*EXERCISE PROMPT:* Search the listing below for the string "xlabel" and copy every line where it occurs.

*ENTRIES SUPPLIED:*

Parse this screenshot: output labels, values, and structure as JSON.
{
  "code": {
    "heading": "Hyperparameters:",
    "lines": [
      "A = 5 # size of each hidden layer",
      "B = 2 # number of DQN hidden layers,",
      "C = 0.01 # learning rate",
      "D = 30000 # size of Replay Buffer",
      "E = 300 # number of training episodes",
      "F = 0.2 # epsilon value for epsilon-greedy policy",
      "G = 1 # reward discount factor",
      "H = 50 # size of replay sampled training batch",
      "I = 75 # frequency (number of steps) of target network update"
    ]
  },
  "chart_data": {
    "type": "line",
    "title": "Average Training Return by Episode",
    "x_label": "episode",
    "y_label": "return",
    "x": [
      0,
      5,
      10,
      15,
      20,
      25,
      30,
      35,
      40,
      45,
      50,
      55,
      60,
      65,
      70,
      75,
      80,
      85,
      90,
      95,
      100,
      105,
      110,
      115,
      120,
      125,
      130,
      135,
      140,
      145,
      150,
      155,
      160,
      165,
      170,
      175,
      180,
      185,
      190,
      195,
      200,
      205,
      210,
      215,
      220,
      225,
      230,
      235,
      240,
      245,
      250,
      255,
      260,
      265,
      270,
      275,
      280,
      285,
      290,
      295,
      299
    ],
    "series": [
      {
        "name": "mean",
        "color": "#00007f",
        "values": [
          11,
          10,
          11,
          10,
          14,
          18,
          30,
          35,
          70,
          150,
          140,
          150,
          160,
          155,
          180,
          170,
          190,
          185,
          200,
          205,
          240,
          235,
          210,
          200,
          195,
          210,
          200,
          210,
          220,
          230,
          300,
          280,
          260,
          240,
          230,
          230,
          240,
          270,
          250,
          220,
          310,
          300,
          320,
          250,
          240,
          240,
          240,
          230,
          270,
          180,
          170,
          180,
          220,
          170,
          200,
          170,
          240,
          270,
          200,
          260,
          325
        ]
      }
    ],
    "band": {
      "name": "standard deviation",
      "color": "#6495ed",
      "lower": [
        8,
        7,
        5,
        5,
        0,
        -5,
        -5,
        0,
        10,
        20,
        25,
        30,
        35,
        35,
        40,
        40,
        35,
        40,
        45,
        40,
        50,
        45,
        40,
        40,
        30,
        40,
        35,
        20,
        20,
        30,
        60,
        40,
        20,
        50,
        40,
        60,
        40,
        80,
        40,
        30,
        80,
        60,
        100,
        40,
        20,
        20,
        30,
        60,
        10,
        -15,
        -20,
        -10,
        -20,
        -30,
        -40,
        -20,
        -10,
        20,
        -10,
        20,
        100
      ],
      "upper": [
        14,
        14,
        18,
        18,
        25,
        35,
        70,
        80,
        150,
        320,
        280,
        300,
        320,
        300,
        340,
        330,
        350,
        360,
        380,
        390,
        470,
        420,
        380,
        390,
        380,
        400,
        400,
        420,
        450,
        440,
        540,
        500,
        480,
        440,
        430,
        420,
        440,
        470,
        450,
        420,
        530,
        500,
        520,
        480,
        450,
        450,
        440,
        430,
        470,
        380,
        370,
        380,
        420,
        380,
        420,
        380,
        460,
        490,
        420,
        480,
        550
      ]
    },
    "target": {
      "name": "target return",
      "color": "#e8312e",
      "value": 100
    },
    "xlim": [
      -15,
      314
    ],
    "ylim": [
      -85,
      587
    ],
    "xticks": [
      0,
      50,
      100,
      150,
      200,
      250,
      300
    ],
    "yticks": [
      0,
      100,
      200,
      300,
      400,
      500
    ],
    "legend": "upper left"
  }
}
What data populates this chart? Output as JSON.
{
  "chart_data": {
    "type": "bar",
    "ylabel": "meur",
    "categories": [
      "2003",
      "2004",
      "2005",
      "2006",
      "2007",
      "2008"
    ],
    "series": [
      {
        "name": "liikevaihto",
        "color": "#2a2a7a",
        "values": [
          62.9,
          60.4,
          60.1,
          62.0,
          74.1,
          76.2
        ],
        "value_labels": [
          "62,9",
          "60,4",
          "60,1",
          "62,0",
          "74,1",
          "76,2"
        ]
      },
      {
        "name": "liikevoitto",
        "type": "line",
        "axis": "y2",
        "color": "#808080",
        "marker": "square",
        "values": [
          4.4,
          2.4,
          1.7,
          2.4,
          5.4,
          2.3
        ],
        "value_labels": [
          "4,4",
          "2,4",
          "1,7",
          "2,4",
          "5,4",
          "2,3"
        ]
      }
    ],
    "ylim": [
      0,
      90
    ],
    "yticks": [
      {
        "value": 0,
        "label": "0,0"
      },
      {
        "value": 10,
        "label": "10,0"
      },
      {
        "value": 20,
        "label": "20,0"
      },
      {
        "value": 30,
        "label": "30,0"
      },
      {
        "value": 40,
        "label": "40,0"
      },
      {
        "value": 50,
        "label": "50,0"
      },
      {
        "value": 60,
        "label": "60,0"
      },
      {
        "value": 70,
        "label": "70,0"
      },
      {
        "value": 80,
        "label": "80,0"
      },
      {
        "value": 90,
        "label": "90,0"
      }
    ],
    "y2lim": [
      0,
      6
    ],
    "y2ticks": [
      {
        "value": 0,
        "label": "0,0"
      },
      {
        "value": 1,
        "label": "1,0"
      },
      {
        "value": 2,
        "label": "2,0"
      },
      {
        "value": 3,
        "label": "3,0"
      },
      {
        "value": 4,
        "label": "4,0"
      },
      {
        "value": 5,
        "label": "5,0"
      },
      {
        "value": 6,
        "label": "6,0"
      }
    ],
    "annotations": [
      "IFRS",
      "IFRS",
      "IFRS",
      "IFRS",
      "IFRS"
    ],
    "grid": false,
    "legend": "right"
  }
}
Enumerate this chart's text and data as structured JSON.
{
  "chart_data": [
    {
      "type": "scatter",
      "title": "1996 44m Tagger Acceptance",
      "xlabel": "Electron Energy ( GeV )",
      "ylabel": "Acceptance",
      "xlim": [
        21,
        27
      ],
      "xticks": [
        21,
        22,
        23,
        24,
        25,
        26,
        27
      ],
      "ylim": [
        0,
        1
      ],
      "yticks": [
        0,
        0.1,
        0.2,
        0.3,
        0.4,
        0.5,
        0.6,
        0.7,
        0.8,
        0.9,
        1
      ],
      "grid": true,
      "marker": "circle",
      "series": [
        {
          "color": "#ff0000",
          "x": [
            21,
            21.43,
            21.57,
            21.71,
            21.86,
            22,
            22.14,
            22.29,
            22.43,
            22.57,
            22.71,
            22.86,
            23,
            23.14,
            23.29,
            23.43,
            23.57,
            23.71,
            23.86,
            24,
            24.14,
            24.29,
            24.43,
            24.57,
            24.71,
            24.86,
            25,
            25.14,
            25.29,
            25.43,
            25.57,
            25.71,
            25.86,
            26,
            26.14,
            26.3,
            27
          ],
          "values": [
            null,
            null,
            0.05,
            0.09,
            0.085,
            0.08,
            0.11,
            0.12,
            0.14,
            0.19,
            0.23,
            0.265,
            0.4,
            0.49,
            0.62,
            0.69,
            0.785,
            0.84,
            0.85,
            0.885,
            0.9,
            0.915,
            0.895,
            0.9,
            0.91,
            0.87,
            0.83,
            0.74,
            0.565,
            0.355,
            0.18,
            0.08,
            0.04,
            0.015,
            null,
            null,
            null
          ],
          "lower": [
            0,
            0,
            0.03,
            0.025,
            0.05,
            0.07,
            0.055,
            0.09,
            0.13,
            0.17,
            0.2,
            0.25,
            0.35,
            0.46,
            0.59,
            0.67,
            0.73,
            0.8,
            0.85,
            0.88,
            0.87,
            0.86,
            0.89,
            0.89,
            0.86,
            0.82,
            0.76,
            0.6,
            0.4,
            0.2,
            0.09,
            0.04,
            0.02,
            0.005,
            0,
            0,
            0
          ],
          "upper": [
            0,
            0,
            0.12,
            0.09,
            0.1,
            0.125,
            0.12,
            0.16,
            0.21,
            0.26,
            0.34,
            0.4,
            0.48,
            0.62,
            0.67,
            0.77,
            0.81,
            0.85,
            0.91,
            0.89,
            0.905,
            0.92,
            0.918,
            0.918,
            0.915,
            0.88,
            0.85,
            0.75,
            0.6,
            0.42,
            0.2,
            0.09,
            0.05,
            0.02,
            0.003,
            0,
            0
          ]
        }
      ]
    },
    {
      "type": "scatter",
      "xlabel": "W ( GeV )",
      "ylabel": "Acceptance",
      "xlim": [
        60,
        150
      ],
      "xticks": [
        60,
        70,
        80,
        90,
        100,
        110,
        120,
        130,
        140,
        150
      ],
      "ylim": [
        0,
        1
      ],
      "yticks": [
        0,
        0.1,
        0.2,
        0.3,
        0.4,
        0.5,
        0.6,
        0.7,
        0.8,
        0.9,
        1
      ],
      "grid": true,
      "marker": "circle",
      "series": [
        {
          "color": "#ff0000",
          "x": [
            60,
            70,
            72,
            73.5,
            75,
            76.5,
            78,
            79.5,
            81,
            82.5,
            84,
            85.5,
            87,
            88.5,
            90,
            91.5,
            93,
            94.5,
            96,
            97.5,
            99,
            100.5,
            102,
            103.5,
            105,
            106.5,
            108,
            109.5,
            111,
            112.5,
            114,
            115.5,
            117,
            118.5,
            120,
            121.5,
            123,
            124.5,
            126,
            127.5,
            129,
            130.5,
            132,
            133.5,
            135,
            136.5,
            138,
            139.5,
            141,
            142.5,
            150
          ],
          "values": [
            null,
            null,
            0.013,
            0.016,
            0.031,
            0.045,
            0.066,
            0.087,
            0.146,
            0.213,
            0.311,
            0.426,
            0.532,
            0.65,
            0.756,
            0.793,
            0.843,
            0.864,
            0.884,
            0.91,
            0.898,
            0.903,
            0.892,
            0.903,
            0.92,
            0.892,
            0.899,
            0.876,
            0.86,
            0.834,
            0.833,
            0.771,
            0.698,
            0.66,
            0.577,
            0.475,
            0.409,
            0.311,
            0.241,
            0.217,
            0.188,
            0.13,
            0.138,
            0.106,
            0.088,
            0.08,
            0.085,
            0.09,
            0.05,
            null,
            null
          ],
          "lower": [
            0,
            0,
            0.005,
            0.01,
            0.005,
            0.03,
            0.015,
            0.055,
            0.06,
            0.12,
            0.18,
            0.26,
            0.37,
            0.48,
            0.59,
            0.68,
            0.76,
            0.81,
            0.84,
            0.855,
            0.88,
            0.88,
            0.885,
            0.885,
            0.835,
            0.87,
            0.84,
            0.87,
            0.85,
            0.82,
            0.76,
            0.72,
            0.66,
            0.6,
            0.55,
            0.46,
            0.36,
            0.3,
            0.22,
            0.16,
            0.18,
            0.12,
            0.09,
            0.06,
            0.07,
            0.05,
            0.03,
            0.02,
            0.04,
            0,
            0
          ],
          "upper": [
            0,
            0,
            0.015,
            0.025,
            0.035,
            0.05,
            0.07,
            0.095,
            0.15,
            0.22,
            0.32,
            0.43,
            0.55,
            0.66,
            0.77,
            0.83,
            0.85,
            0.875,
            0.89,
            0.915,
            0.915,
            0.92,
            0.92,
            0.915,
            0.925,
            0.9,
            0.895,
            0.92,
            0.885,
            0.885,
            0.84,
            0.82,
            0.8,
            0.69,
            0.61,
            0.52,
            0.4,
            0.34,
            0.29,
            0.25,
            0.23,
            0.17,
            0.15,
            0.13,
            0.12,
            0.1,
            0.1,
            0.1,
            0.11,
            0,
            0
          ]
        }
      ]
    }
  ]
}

*TASK RESPONSE:*
      "xlabel": "Electron Energy ( GeV )",
      "xlabel": "W ( GeV )",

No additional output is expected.